BEGIN DATA RECORDS

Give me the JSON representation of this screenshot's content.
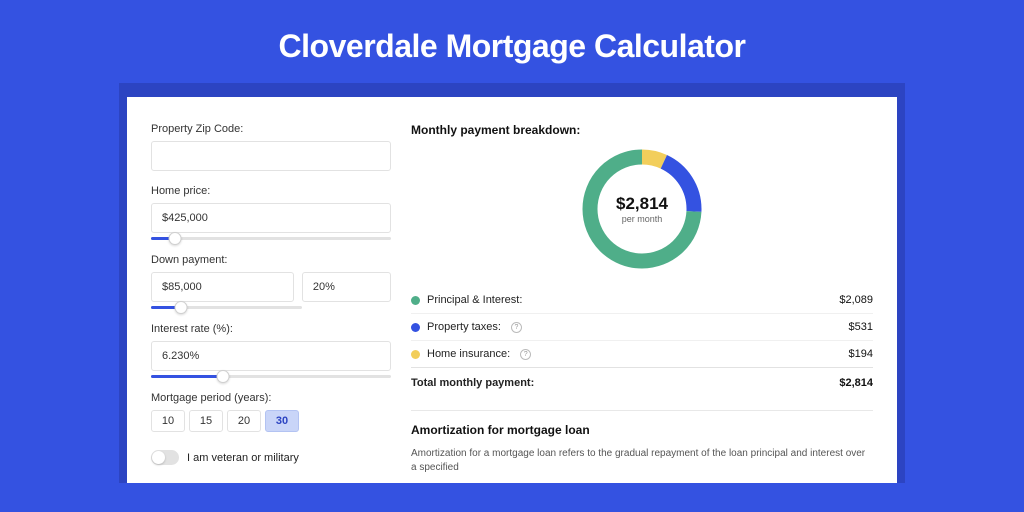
{
  "page": {
    "title": "Cloverdale Mortgage Calculator",
    "bg_color": "#3452e1",
    "band_color": "#2c44c2",
    "card_color": "#ffffff"
  },
  "form": {
    "zip": {
      "label": "Property Zip Code:",
      "value": ""
    },
    "home_price": {
      "label": "Home price:",
      "value": "$425,000",
      "slider_pct": 10
    },
    "down_payment": {
      "label": "Down payment:",
      "value": "$85,000",
      "pct_value": "20%",
      "slider_pct": 20
    },
    "interest_rate": {
      "label": "Interest rate (%):",
      "value": "6.230%",
      "slider_pct": 30
    },
    "period": {
      "label": "Mortgage period (years):",
      "options": [
        "10",
        "15",
        "20",
        "30"
      ],
      "selected": "30"
    },
    "veteran": {
      "label": "I am veteran or military",
      "checked": false
    }
  },
  "breakdown": {
    "title": "Monthly payment breakdown:",
    "donut": {
      "type": "donut",
      "amount": "$2,814",
      "sub": "per month",
      "segments": [
        {
          "label": "Principal & Interest:",
          "value": "$2,089",
          "numeric": 2089,
          "color": "#4fae89",
          "info": false
        },
        {
          "label": "Property taxes:",
          "value": "$531",
          "numeric": 531,
          "color": "#3452e1",
          "info": true
        },
        {
          "label": "Home insurance:",
          "value": "$194",
          "numeric": 194,
          "color": "#f2ce5b",
          "info": true
        }
      ],
      "stroke_width": 15,
      "radius": 52,
      "size": 120,
      "bg": "#ffffff"
    },
    "total": {
      "label": "Total monthly payment:",
      "value": "$2,814"
    }
  },
  "amortization": {
    "title": "Amortization for mortgage loan",
    "text": "Amortization for a mortgage loan refers to the gradual repayment of the loan principal and interest over a specified"
  }
}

END DATA RECORDS

- _REQUIRED WORK_
Determine how many lines of the listing hold the word "Property" and reply with that figure alone.

- _THE REPLY_
2